■ Source data
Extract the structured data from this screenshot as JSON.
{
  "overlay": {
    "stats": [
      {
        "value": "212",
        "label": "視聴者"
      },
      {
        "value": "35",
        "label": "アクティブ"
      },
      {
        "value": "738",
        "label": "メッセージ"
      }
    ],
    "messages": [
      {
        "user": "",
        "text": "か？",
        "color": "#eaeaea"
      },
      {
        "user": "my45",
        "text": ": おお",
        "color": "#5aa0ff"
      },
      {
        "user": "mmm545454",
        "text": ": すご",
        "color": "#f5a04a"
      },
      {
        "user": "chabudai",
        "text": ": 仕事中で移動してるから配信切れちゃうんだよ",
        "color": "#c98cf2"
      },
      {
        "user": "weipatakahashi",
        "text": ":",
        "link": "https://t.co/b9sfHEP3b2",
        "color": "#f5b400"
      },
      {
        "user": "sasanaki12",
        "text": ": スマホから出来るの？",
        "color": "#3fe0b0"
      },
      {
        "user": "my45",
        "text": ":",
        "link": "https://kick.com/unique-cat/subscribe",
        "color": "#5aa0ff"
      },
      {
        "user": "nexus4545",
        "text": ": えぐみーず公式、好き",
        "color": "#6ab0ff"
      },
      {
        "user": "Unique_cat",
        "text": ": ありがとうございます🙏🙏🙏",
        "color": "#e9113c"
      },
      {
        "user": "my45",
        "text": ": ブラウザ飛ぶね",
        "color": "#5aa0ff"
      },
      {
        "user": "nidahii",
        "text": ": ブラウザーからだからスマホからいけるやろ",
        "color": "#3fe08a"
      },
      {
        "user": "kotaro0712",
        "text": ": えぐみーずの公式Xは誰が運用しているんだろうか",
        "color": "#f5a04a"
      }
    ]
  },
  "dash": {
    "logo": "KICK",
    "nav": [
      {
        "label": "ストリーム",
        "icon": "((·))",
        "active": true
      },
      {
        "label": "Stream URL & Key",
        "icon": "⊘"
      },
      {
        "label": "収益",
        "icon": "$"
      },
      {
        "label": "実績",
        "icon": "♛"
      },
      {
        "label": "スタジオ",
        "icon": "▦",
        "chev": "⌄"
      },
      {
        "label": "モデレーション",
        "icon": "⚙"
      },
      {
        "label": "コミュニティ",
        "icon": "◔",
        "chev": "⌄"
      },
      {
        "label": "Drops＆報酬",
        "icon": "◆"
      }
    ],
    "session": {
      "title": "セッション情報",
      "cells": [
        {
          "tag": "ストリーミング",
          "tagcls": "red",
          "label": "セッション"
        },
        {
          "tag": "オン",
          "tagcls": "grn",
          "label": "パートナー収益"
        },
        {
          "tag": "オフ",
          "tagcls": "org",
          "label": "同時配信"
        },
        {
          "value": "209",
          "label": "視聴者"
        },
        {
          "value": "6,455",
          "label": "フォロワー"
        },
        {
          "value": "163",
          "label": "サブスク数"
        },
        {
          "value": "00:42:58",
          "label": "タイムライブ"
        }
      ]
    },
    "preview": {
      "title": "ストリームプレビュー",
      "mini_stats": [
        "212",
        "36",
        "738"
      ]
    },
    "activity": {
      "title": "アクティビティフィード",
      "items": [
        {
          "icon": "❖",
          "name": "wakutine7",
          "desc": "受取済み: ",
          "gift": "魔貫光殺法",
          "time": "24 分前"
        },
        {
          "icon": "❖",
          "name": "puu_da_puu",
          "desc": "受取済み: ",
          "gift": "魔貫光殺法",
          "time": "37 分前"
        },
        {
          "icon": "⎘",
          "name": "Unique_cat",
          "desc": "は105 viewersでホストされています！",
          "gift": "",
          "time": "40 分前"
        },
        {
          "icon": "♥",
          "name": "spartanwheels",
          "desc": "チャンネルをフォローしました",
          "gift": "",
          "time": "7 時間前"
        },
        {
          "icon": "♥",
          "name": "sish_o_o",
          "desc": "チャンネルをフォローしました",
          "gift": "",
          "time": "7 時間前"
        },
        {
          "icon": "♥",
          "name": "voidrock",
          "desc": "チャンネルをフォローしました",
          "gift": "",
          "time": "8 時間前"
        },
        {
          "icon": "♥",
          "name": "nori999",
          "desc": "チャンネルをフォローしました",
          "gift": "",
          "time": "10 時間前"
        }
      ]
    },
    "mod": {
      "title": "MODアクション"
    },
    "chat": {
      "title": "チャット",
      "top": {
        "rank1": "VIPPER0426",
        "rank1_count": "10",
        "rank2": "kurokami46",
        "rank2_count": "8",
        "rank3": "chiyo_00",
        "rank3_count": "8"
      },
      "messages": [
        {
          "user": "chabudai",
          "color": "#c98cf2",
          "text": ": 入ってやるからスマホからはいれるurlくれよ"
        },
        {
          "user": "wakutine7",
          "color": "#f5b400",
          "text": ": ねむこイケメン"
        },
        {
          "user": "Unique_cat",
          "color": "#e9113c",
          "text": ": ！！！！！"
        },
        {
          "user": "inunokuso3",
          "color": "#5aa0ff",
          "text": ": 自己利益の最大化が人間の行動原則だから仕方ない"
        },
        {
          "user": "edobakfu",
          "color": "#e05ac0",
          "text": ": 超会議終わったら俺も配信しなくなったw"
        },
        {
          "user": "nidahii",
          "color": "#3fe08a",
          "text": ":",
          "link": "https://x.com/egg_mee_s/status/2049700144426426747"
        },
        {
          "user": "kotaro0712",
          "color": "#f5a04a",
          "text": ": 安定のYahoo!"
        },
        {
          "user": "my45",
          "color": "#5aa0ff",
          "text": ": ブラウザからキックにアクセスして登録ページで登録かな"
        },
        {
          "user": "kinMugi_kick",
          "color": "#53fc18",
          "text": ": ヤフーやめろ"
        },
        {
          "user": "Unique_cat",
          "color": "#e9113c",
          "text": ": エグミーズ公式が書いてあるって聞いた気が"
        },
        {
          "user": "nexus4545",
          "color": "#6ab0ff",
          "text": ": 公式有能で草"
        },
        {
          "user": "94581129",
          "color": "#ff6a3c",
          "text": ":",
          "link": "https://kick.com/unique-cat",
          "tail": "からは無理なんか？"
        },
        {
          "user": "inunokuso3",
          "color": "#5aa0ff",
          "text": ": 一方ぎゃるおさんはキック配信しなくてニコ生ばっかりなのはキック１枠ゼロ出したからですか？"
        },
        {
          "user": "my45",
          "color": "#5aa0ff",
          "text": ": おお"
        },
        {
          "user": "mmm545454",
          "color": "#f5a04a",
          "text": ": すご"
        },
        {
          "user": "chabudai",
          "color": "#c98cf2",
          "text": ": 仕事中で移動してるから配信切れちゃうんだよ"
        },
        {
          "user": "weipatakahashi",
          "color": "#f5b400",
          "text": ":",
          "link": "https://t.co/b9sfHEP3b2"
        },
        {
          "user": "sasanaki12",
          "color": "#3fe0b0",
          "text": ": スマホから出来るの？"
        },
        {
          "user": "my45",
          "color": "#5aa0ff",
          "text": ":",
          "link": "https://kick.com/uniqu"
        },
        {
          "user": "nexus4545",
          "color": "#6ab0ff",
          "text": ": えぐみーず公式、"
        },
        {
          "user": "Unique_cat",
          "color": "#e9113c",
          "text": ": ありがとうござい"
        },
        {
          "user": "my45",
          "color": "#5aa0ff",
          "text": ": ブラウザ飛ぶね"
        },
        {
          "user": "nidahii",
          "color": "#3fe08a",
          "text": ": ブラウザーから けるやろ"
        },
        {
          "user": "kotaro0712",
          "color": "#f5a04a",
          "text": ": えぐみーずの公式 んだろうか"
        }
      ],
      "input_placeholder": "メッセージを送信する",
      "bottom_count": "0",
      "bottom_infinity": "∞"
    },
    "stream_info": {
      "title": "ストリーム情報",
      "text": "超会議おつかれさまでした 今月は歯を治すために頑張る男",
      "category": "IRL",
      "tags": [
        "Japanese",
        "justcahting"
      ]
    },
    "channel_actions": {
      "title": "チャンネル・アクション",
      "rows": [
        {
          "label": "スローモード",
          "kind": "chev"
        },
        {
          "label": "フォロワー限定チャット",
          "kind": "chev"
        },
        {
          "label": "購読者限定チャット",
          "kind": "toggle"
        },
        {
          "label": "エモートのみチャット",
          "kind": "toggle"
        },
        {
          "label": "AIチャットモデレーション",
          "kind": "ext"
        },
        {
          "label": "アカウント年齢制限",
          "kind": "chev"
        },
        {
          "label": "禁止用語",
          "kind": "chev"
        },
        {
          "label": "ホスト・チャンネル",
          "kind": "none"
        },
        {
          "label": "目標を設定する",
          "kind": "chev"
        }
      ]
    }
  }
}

■ What you need to do
Check every line for "title" and show the ones that have it.

■ Task response
      "title": "セッション情報",
      "title": "ストリームプレビュー",
      "title": "アクティビティフィード",
      "title": "MODアクション"
      "title": "チャット",
      "title": "ストリーム情報",
      "title": "チャンネル・アクション",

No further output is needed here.